_Records shown_:
[start]
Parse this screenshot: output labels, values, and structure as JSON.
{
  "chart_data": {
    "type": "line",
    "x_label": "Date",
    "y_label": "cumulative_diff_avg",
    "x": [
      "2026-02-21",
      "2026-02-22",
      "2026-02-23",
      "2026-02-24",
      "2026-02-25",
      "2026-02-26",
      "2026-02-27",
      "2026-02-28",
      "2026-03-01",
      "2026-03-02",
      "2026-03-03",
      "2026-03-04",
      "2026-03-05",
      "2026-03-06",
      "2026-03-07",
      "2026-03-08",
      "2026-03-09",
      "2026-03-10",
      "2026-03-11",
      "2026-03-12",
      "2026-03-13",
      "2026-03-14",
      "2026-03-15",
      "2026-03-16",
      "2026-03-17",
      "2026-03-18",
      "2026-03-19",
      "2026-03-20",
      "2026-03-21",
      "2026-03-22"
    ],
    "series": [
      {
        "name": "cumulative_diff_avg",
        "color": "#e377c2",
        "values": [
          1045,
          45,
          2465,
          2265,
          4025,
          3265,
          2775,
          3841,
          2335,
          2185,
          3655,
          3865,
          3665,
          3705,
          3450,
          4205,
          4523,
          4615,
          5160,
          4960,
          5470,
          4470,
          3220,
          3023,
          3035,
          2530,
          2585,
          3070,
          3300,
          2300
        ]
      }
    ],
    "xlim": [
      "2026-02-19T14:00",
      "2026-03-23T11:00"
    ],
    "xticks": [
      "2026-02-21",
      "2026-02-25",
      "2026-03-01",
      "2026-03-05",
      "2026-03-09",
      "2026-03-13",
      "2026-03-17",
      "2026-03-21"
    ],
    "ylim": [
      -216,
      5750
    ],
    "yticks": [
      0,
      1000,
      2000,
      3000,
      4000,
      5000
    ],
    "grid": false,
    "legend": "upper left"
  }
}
[end]
_What the exercise asks_: Every line of the data above should be reproduced word for word.

_Task solution_:
Parse this screenshot: output labels, values, and structure as JSON.
{
  "chart_data": {
    "type": "line",
    "x_label": "Date",
    "y_label": "cumulative_diff_avg",
    "x": [
      "2026-02-21",
      "2026-02-22",
      "2026-02-23",
      "2026-02-24",
      "2026-02-25",
      "2026-02-26",
      "2026-02-27",
      "2026-02-28",
      "2026-03-01",
      "2026-03-02",
      "2026-03-03",
      "2026-03-04",
      "2026-03-05",
      "2026-03-06",
      "2026-03-07",
      "2026-03-08",
      "2026-03-09",
      "2026-03-10",
      "2026-03-11",
      "2026-03-12",
      "2026-03-13",
      "2026-03-14",
      "2026-03-15",
      "2026-03-16",
      "2026-03-17",
      "2026-03-18",
      "2026-03-19",
      "2026-03-20",
      "2026-03-21",
      "2026-03-22"
    ],
    "series": [
      {
        "name": "cumulative_diff_avg",
        "color": "#e377c2",
        "values": [
          1045,
          45,
          2465,
          2265,
          4025,
          3265,
          2775,
          3841,
          2335,
          2185,
          3655,
          3865,
          3665,
          3705,
          3450,
          4205,
          4523,
          4615,
          5160,
          4960,
          5470,
          4470,
          3220,
          3023,
          3035,
          2530,
          2585,
          3070,
          3300,
          2300
        ]
      }
    ],
    "xlim": [
      "2026-02-19T14:00",
      "2026-03-23T11:00"
    ],
    "xticks": [
      "2026-02-21",
      "2026-02-25",
      "2026-03-01",
      "2026-03-05",
      "2026-03-09",
      "2026-03-13",
      "2026-03-17",
      "2026-03-21"
    ],
    "ylim": [
      -216,
      5750
    ],
    "yticks": [
      0,
      1000,
      2000,
      3000,
      4000,
      5000
    ],
    "grid": false,
    "legend": "upper left"
  }
}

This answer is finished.